### Exercise description
Faithfully return all lines, omitting every embedded picture.
····················
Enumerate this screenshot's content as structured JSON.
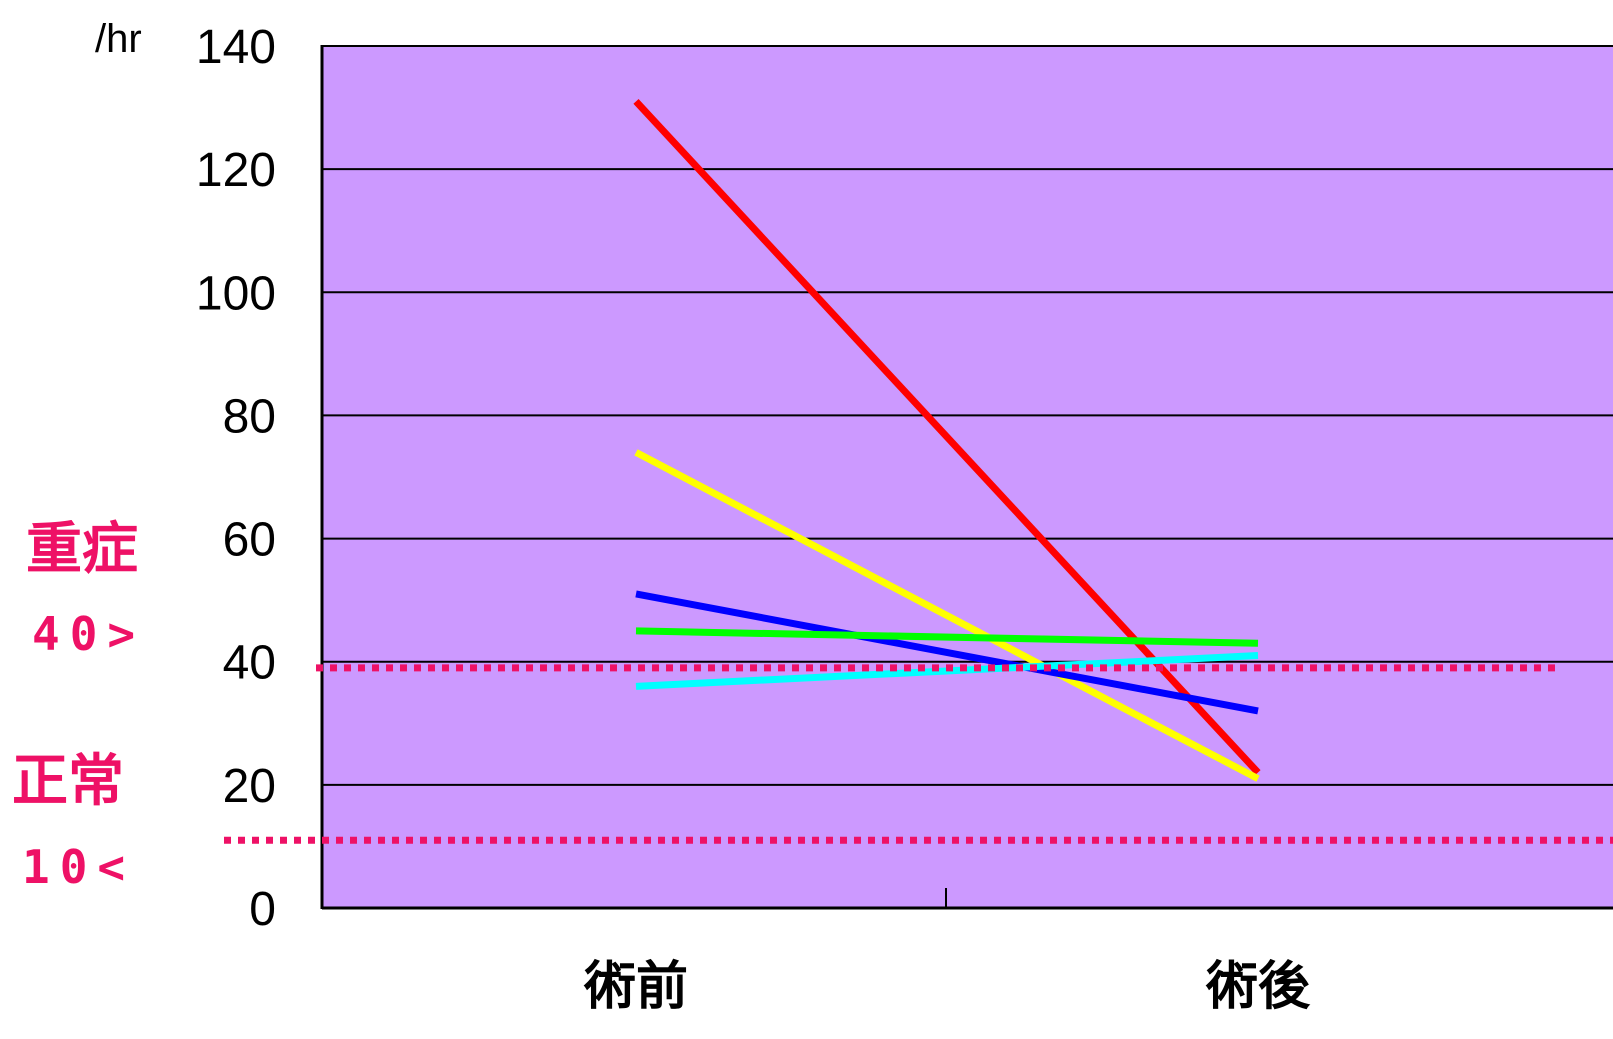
{
  "chart_data": {
    "type": "line",
    "ylabel": "/hr",
    "ylim": [
      0,
      140
    ],
    "yticks": [
      0,
      20,
      40,
      60,
      80,
      100,
      120,
      140
    ],
    "categories": [
      "術前",
      "術後"
    ],
    "grid": true,
    "background_color": "#cc99ff",
    "series": [
      {
        "color": "#ff0000",
        "values": [
          131,
          22
        ]
      },
      {
        "color": "#ffff00",
        "values": [
          74,
          21
        ]
      },
      {
        "color": "#0000ff",
        "values": [
          51,
          32
        ]
      },
      {
        "color": "#00ff00",
        "values": [
          45,
          43
        ]
      },
      {
        "color": "#00ffff",
        "values": [
          36,
          41
        ]
      }
    ],
    "annotations": [
      {
        "label": "重症",
        "value_text": "40>",
        "y": 39,
        "line_style": "dotted",
        "color": "#ee1166"
      },
      {
        "label": "正常",
        "value_text": "10<",
        "y": 11,
        "line_style": "dotted",
        "color": "#ee1166"
      }
    ]
  }
}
····················
### Task output
Enumerate this screenshot's content as structured JSON.
{
  "chart_data": {
    "type": "line",
    "ylabel": "/hr",
    "ylim": [
      0,
      140
    ],
    "yticks": [
      0,
      20,
      40,
      60,
      80,
      100,
      120,
      140
    ],
    "categories": [
      "術前",
      "術後"
    ],
    "grid": true,
    "background_color": "#cc99ff",
    "series": [
      {
        "color": "#ff0000",
        "values": [
          131,
          22
        ]
      },
      {
        "color": "#ffff00",
        "values": [
          74,
          21
        ]
      },
      {
        "color": "#0000ff",
        "values": [
          51,
          32
        ]
      },
      {
        "color": "#00ff00",
        "values": [
          45,
          43
        ]
      },
      {
        "color": "#00ffff",
        "values": [
          36,
          41
        ]
      }
    ],
    "annotations": [
      {
        "label": "重症",
        "value_text": "40>",
        "y": 39,
        "line_style": "dotted",
        "color": "#ee1166"
      },
      {
        "label": "正常",
        "value_text": "10<",
        "y": 11,
        "line_style": "dotted",
        "color": "#ee1166"
      }
    ]
  }
}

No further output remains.